In this two-part series, we’ll hear graduate student voices from Masters programs in Literature and the Environment and Environmental Journalism, exploring hard questions of mental health, climate grief and the drive to find joy and creativity in the face of these trying times. These ideas were partly inspired by a conference at UM called Eco-Melancholia, funded by a grant from the National Endowment for the Humanities entitled “Re-Imagining Death: Community Conversations on Death, Dying, and Grief.” We thank the NEH for their support. 

We’ll hear graduate student voices from programs in Environmental Journalism and Literature and the Environment probing questions of mental health, climate grief, and the drive to find joy and creativity in the face of these trying times. These ideas were partly inspired by a conference at UM called Eco-Melancholia, funded by a grant from National Endowment for the Humanities called “Re-Imagining Death: Community Conversations on Death, Dying, and Grief.” We thank the NEH for their support.  

This episode features Madalynn Madigar, a 2023 graduate student of the master’s program in Eco-criticism, a concentration in the master’s of Literature program in English. Madalynn headed this fall to the University of Oregon, where she has full funding to complete a PhD in English. She’s on the podcast today to talk about petroleum, its hold on our society, and how literature can help us make sense of the slow apocalypse of petromodernity, a world dominated by petroleum. Throughout the episode, you’ll hear snippets of her conversation with Amelia Liberatore, who produced this series. You’ll also hear snippets of her talk at the Eco-melancholia conference, where she explored these themes in depth. Listeners can find more content from this conference at the website for UM’s Humanities Institute, with a link in the show notes.  

Welcome to Confluence, where the river of conversation still flows clear. 

Amelia Liberatore:
Hello, my name is Amelia Liberatore and it’s my pleasure to share my conversation with Madalynn Madigar. Madalynn’s interests span many areas of literature and society and I really enjoyed hearing how she draws connections across these themes of petroleum and apocalypse. Madalynn, thanks for being with us today. Can you please introduce yourself?

Madalynn Madigar:
Hi, my name is Madalynn Madigar, she/her pronouns. I'm a graduating student in the literature department in Ecocriticism and with a certificate in environmental ethics.

Amelia Liberatore:
Ok, ecocriticism – that’s a new one for me. Can you say more about that?

Madalynn Madigar:
So the field kind of started out in the ‘90s. And it's really, I think, still really in its infancy in a lot of ways, but it's basically how is literature as that cultural expression really shaped by environmental studies, and then the environment as a whole? It's also a lot more, I think, kind of groundbreaking theory work that's coming out on: how are we living in this time, and this age, that's called the Anthropocene a lot? But should we even call that the Anthropocene?

*Provided material:*
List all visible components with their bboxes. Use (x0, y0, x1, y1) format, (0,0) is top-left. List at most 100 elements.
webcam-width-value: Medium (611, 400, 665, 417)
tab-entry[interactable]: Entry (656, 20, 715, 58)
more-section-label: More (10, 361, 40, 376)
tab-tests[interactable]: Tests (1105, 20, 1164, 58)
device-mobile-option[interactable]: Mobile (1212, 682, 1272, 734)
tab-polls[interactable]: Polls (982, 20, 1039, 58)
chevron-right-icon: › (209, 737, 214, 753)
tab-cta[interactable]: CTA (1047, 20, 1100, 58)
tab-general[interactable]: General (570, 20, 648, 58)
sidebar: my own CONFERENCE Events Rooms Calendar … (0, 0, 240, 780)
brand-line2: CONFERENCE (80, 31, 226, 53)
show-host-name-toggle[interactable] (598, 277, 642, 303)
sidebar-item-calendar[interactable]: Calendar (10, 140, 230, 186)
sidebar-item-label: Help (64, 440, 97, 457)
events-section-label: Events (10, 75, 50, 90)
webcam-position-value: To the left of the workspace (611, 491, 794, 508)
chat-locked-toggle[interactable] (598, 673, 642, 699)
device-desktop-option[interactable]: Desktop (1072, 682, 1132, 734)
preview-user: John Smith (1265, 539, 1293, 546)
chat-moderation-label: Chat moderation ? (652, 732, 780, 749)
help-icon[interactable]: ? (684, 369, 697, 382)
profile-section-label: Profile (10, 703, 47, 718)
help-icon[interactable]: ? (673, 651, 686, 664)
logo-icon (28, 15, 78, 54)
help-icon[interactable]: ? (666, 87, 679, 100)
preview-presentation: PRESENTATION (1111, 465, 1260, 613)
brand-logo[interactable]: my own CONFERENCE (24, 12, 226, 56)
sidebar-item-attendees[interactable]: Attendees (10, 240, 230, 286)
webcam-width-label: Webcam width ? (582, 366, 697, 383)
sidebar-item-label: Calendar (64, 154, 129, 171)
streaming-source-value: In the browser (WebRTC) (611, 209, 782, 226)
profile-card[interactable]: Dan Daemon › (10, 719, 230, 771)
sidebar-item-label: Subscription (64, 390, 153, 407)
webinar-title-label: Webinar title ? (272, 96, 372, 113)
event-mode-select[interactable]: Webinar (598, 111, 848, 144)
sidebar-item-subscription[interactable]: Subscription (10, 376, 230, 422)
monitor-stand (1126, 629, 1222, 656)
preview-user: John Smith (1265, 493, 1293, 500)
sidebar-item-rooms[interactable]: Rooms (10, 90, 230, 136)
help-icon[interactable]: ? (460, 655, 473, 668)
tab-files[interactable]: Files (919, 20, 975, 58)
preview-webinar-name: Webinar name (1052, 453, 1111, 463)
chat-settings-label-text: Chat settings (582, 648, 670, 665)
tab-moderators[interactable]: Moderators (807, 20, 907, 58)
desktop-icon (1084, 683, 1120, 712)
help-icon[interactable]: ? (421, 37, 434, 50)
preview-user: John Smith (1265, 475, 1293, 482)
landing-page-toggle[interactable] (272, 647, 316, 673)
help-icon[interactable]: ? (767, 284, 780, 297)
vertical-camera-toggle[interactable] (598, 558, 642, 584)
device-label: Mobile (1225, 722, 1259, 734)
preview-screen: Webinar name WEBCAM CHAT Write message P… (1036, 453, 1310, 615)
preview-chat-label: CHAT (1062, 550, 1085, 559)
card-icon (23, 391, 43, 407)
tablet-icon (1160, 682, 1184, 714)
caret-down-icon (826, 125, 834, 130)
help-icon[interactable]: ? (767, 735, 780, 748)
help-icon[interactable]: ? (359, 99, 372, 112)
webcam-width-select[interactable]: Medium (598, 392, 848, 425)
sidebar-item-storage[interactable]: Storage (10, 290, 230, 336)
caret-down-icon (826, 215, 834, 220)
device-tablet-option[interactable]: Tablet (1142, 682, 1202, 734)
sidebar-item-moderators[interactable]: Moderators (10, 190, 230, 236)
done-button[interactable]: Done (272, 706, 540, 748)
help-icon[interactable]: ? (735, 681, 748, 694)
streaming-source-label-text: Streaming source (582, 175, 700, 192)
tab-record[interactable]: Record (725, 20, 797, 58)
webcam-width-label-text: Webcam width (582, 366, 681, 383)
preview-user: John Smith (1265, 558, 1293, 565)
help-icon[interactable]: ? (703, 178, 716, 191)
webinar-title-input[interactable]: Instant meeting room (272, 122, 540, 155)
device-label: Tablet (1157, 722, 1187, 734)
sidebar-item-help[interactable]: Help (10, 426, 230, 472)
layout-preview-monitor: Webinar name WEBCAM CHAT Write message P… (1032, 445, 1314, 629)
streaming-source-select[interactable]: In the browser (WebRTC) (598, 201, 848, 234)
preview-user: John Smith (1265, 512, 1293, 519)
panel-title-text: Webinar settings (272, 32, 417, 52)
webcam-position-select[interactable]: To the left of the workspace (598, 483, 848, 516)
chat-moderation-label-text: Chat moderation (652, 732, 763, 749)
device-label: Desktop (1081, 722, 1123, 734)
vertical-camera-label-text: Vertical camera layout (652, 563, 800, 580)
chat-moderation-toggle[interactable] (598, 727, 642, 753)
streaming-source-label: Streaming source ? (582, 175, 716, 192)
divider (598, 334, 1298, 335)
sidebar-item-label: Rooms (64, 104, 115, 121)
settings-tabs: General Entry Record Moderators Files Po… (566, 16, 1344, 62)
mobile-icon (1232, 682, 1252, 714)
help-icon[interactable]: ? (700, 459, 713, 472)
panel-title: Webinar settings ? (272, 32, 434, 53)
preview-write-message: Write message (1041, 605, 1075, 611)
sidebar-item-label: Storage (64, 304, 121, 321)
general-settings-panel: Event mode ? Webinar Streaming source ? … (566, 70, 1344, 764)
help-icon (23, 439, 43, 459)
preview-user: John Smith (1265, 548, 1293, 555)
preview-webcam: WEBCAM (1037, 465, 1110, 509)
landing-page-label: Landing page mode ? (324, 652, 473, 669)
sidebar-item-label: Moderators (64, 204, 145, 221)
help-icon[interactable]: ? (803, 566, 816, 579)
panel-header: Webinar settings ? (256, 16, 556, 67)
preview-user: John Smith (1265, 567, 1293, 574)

*Requests:*
- 1) According to the podcast transcript, which university did Madalynn Madigar head to this fall to complete a PhD in English?
- 2) Echo a passage from the podcast transcript verbatim, beginning at the words "Welcome to Confluence, where" and stopping after "more about that?".

*Answers to each task:*
- 1) The University of Oregon.

- 2)
Welcome to Confluence, where the river of conversation still flows clear. 

Amelia Liberatore:
Hello, my name is Amelia Liberatore and it’s my pleasure to share my conversation with Madalynn Madigar. Madalynn’s interests span many areas of literature and society and I really enjoyed hearing how she draws connections across these themes of petroleum and apocalypse. Madalynn, thanks for being with us today. Can you please introduce yourself?

Madalynn Madigar:
Hi, my name is Madalynn Madigar, she/her pronouns. I'm a graduating student in the literature department in Ecocriticism and with a certificate in environmental ethics.

Amelia Liberatore:
Ok, ecocriticism – that’s a new one for me. Can you say more about that?